▶ **AIM OF THE EXERCISE**:
Exclude pictures; retype the lines below from the line containing "Output the text content of this document." through the end of the records, both ends kept.

## Start DATASET CONTENT

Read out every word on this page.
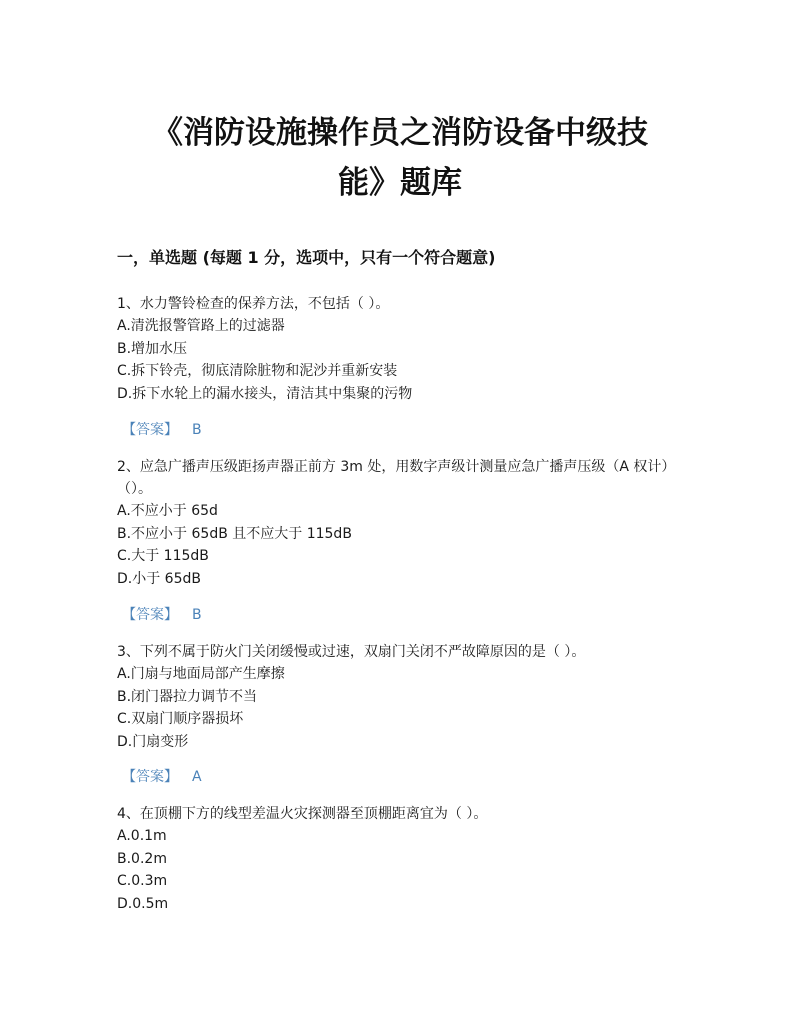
《消防设施操作员之消防设备中级技
能》题库
一，单选题 (每题 1 分，选项中，只有一个符合题意)

1、水力警铃检查的保养方法，不包括（ ）。

A.清洗报警管路上的过滤器

B.增加水压

C.拆下铃壳，彻底清除脏物和泥沙并重新安装

D.拆下水轮上的漏水接头，清洁其中集聚的污物

【答案】 B

2、应急广播声压级距扬声器正前方 3m 处，用数字声级计测量应急广播声压级（A 权计）（）。

A.不应小于 65d

B.不应小于 65dB 且不应大于 115dB

C.大于 115dB

D.小于 65dB

【答案】 B

3、下列不属于防火门关闭缓慢或过速，双扇门关闭不严故障原因的是（ ）。

A.门扇与地面局部产生摩擦

B.闭门器拉力调节不当

C.双扇门顺序器损坏

D.门扇变形

【答案】 A

4、在顶棚下方的线型差温火灾探测器至顶棚距离宜为（ ）。

A.0.1m

B.0.2m

C.0.3m

D.0.5m
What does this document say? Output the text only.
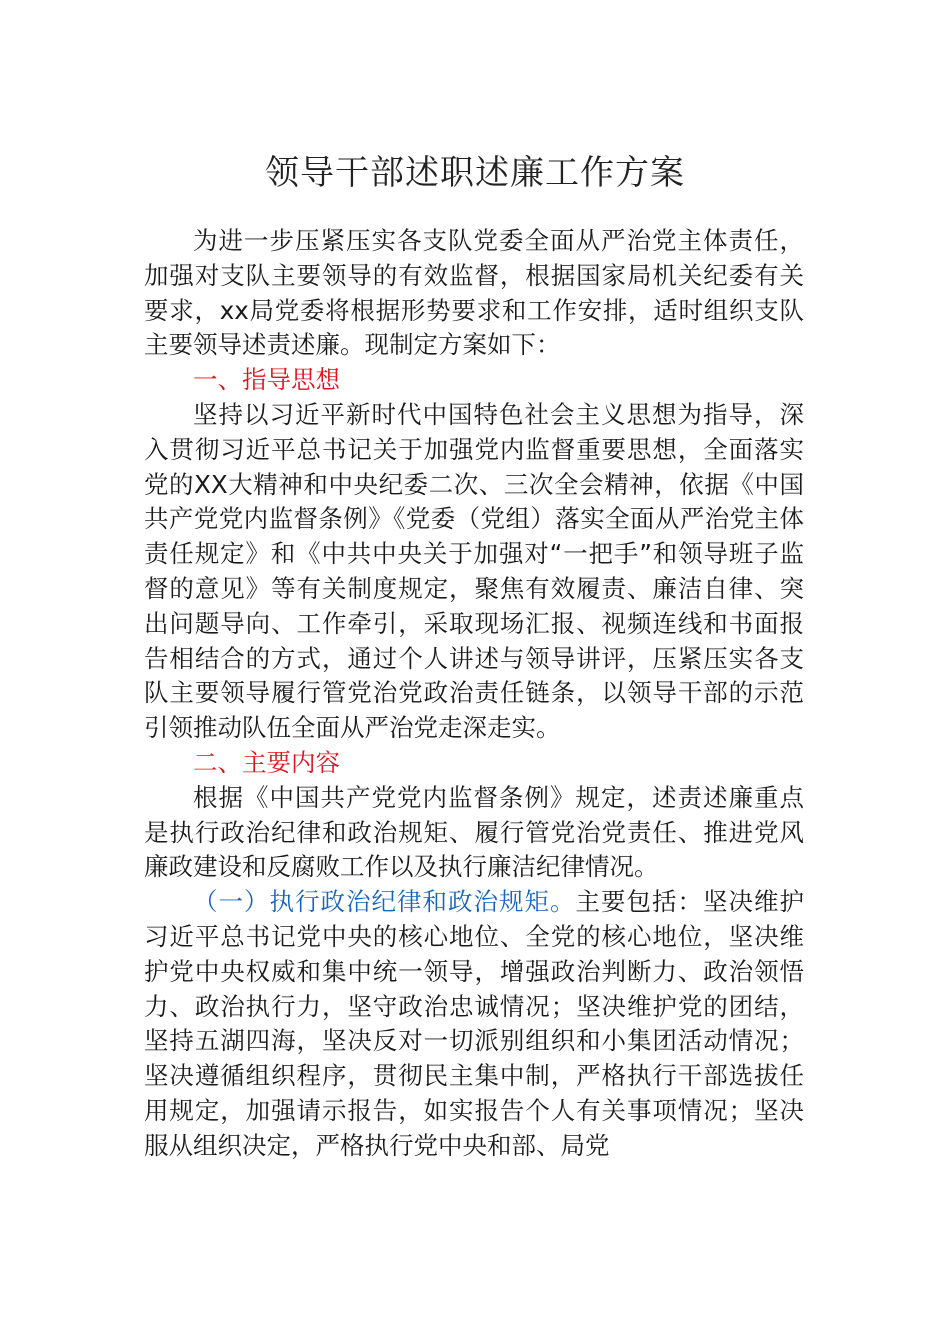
领导干部述职述廉工作方案

为进一步压紧压实各支队党委全面从严治党主体责任，加强对支队主要领导的有效监督，根据国家局机关纪委有关要求，xx局党委将根据形势要求和工作安排，适时组织支队主要领导述责述廉。现制定方案如下：

一、指导思想

坚持以习近平新时代中国特色社会主义思想为指导，深入贯彻习近平总书记关于加强党内监督重要思想，全面落实党的XX大精神和中央纪委二次、三次全会精神，依据《中国共产党党内监督条例》《党委（党组）落实全面从严治党主体责任规定》和《中共中央关于加强对“一把手”和领导班子监督的意见》等有关制度规定，聚焦有效履责、廉洁自律、突出问题导向、工作牵引，采取现场汇报、视频连线和书面报告相结合的方式，通过个人讲述与领导讲评，压紧压实各支队主要领导履行管党治党政治责任链条，以领导干部的示范引领推动队伍全面从严治党走深走实。

二、主要内容

根据《中国共产党党内监督条例》规定，述责述廉重点是执行政治纪律和政治规矩、履行管党治党责任、推进党风廉政建设和反腐败工作以及执行廉洁纪律情况。

（一）执行政治纪律和政治规矩。主要包括：坚决维护习近平总书记党中央的核心地位、全党的核心地位，坚决维护党中央权威和集中统一领导，增强政治判断力、政治领悟力、政治执行力，坚守政治忠诚情况；坚决维护党的团结，坚持五湖四海，坚决反对一切派别组织和小集团活动情况；坚决遵循组织程序，贯彻民主集中制，严格执行干部选拔任用规定，加强请示报告，如实报告个人有关事项情况；坚决服从组织决定，严格执行党中央和部、局党
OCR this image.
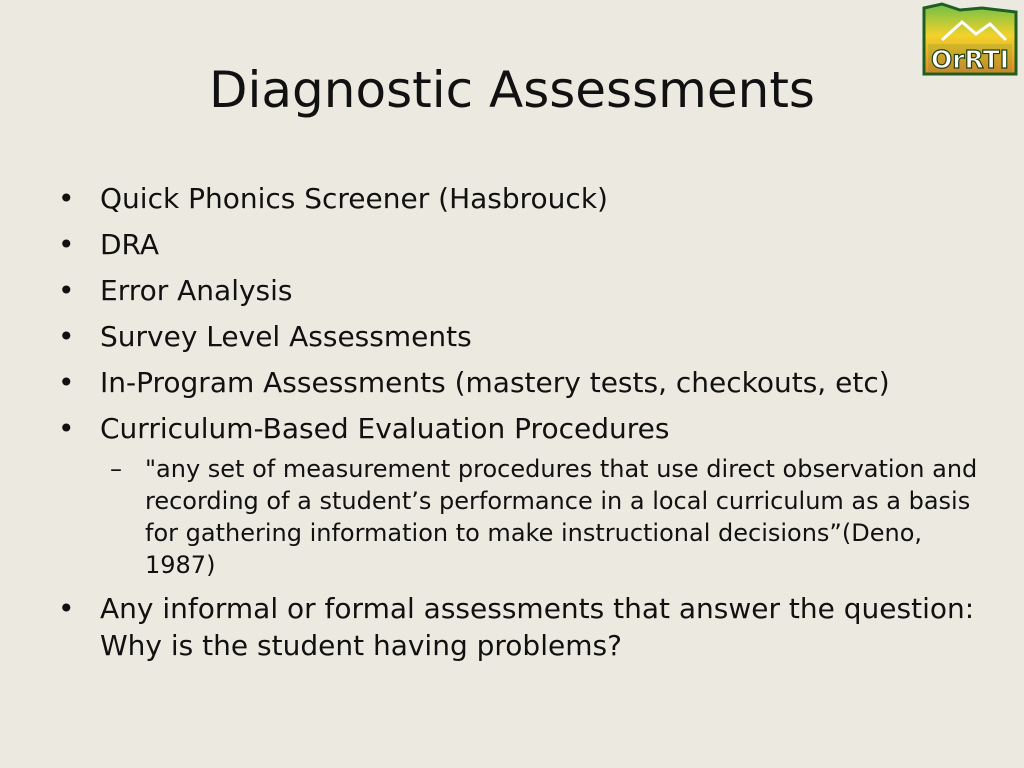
OrRTI
Diagnostic Assessments
• Quick Phonics Screener (Hasbrouck)
• DRA
• Error Analysis
• Survey Level Assessments
• In-Program Assessments (mastery tests, checkouts, etc)
• Curriculum-Based Evaluation Procedures
– "any set of measurement procedures that use direct observation and recording of a student’s performance in a local curriculum as a basis for gathering information to make instructional decisions”(Deno, 1987)
• Any informal or formal assessments that answer the question: Why is the student having problems?
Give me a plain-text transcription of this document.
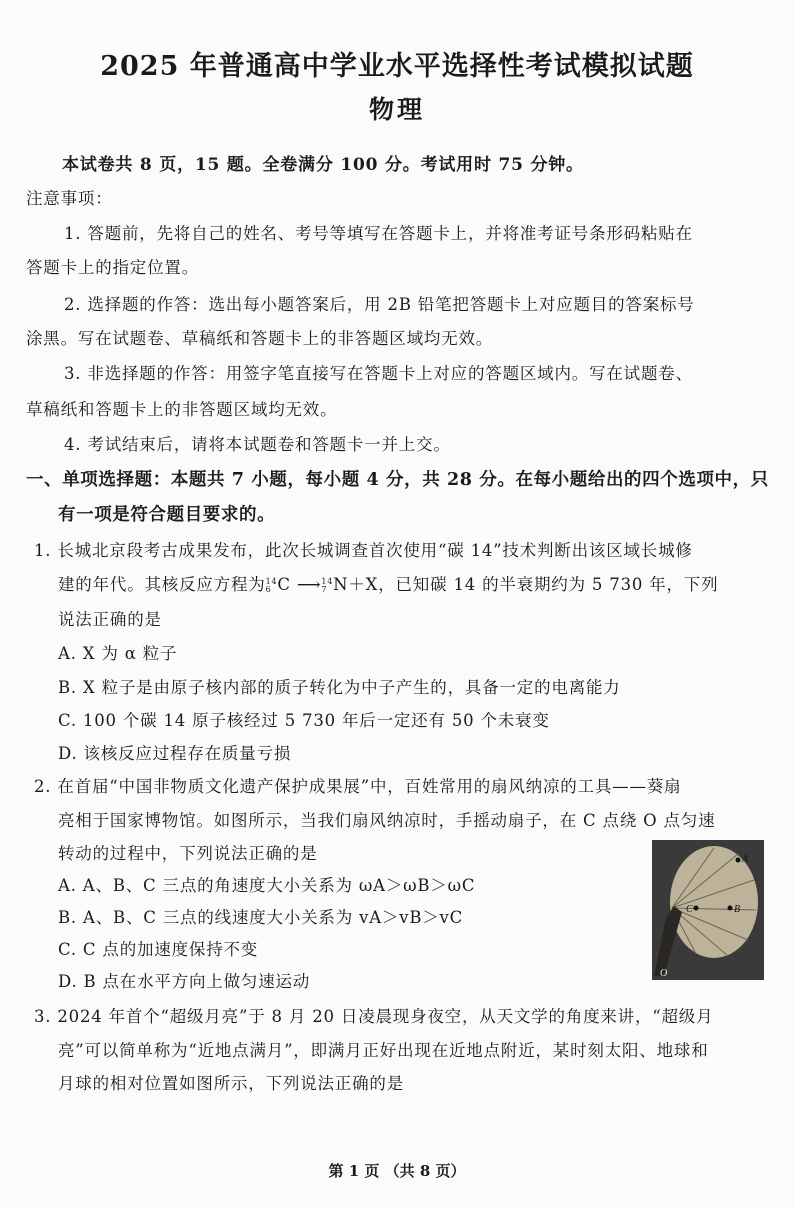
2025 年普通高中学业水平选择性考试模拟试题
物理
本试卷共 8 页，15 题。全卷满分 100 分。考试用时 75 分钟。
注意事项：
1. 答题前，先将自己的姓名、考号等填写在答题卡上，并将准考证号条形码粘贴在
答题卡上的指定位置。
2. 选择题的作答：选出每小题答案后，用 2B 铅笔把答题卡上对应题目的答案标号
涂黑。写在试题卷、草稿纸和答题卡上的非答题区域均无效。
3. 非选择题的作答：用签字笔直接写在答题卡上对应的答题区域内。写在试题卷、
草稿纸和答题卡上的非答题区域均无效。
4. 考试结束后，请将本试题卷和答题卡一并上交。
一、单项选择题：本题共 7 小题，每小题 4 分，共 28 分。在每小题给出的四个选项中，只
有一项是符合题目要求的。
1. 长城北京段考古成果发布，此次长城调查首次使用“碳 14”技术判断出该区域长城修
建的年代。其核反应方程为 14
6 C ⟶ 14
7 N＋X，已知碳 14 的半衰期约为 5 730 年，下列
说法正确的是
A. X 为 α 粒子
B. X 粒子是由原子核内部的质子转化为中子产生的，具备一定的电离能力
C. 100 个碳 14 原子核经过 5 730 年后一定还有 50 个未衰变
D. 该核反应过程存在质量亏损
2. 在首届“中国非物质文化遗产保护成果展”中，百姓常用的扇风纳凉的工具——葵扇
亮相于国家博物馆。如图所示，当我们扇风纳凉时，手摇动扇子，在 C 点绕 O 点匀速
转动的过程中，下列说法正确的是
A. A、B、C 三点的角速度大小关系为 ωA＞ωB＞ωC
B. A、B、C 三点的线速度大小关系为 vA＞vB＞vC
C. C 点的加速度保持不变
D. B 点在水平方向上做匀速运动
A
B
C
O
3. 2024 年首个“超级月亮”于 8 月 20 日凌晨现身夜空，从天文学的角度来讲，“超级月
亮”可以简单称为“近地点满月”，即满月正好出现在近地点附近，某时刻太阳、地球和
月球的相对位置如图所示，下列说法正确的是
第 1 页 （共 8 页）
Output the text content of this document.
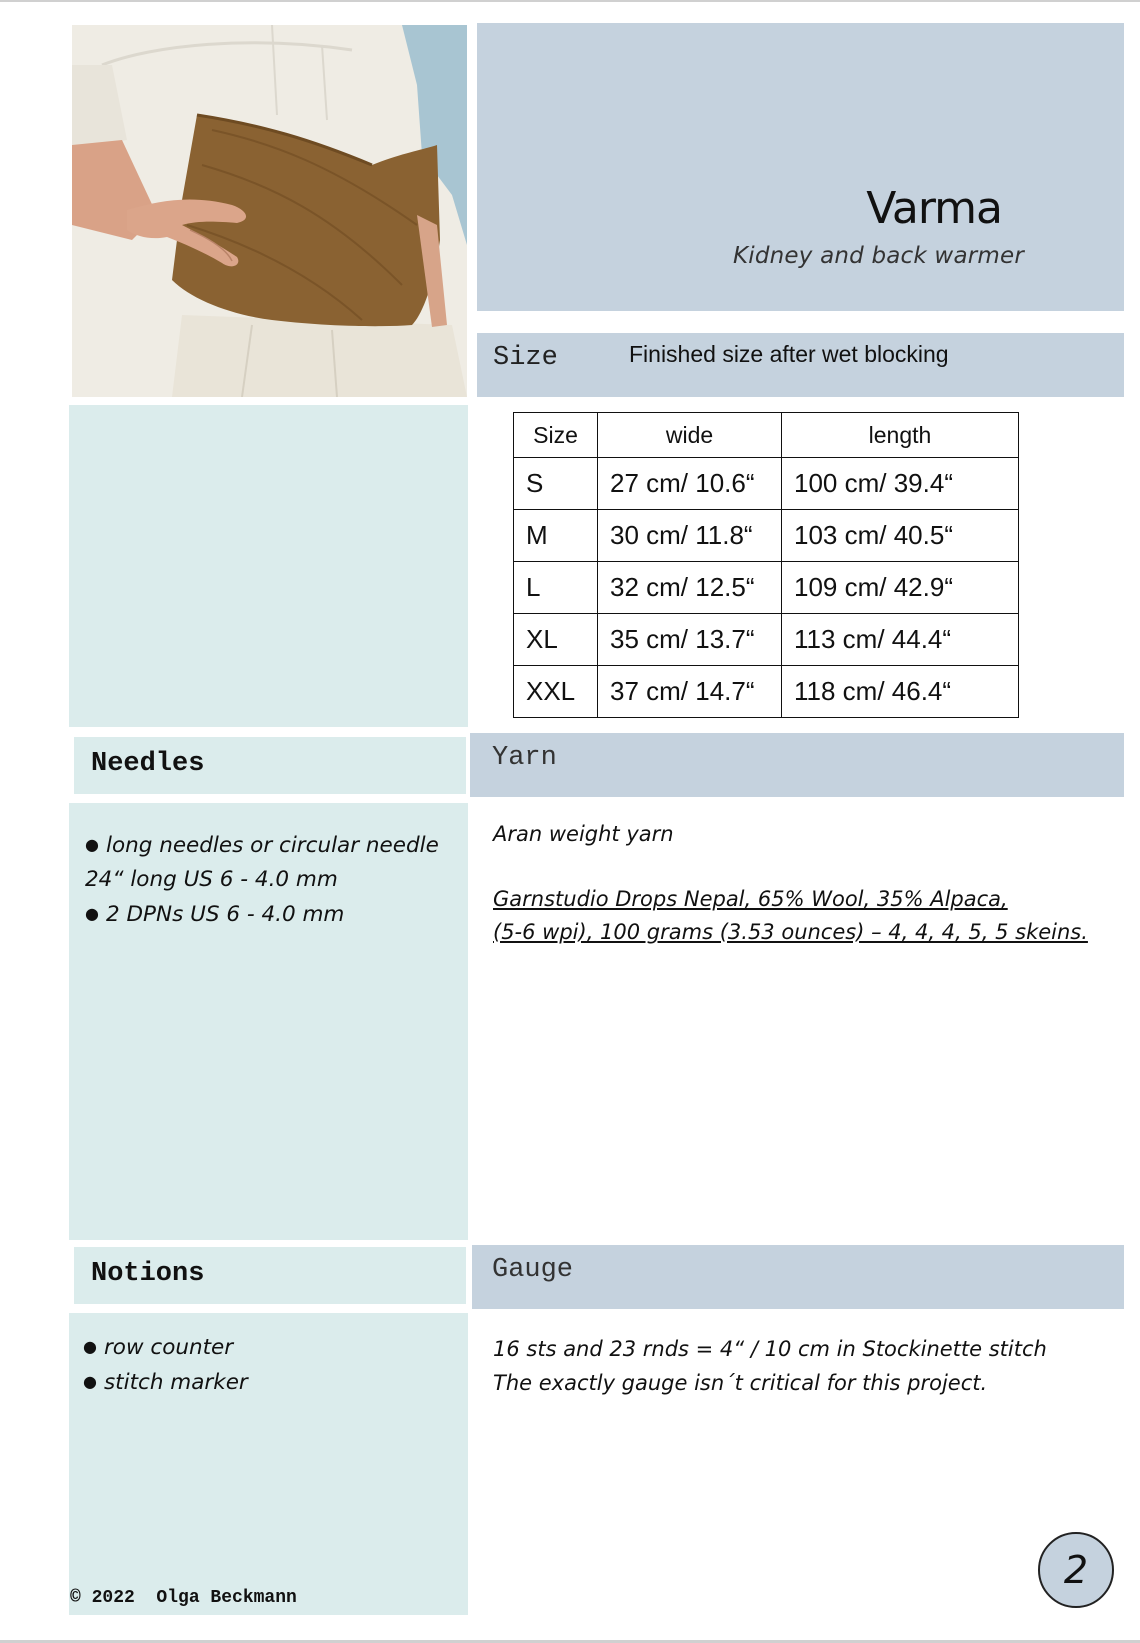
Varma
Kidney and back warmer
Size	Finished size after wet blocking
Size	wide	length
S	27 cm/ 10.6“	100 cm/ 39.4“
M	30 cm/ 11.8“	103 cm/ 40.5“
L	32 cm/ 12.5“	109 cm/ 42.9“
XL	35 cm/ 13.7“	113 cm/ 44.4“
XXL	37 cm/ 14.7“	118 cm/ 46.4“
Needles	Yarn
● long needles or circular needle
24“ long US 6 - 4.0 mm
● 2 DPNs US 6 - 4.0 mm
Aran weight yarn
Garnstudio Drops Nepal, 65% Wool, 35% Alpaca,
(5-6 wpi), 100 grams (3.53 ounces) – 4, 4, 4, 5, 5 skeins.
Notions	Gauge
● row counter
● stitch marker
16 sts and 23 rnds = 4“ / 10 cm in Stockinette stitch
The exactly gauge isn´t critical for this project.
© 2022  Olga Beckmann
2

## End DATASET CONTENT

▶ **FULL SOLUTION**:
Output the text content of this document.
Varma
Kidney and back warmer
Size	Finished size after wet blocking
Size	wide	length
S	27 cm/ 10.6“	100 cm/ 39.4“
M	30 cm/ 11.8“	103 cm/ 40.5“
L	32 cm/ 12.5“	109 cm/ 42.9“
XL	35 cm/ 13.7“	113 cm/ 44.4“
XXL	37 cm/ 14.7“	118 cm/ 46.4“
Needles	Yarn
● long needles or circular needle
24“ long US 6 - 4.0 mm
● 2 DPNs US 6 - 4.0 mm
Aran weight yarn
Garnstudio Drops Nepal, 65% Wool, 35% Alpaca,
(5-6 wpi), 100 grams (3.53 ounces) – 4, 4, 4, 5, 5 skeins.
Notions	Gauge
● row counter
● stitch marker
16 sts and 23 rnds = 4“ / 10 cm in Stockinette stitch
The exactly gauge isn´t critical for this project.
© 2022  Olga Beckmann
2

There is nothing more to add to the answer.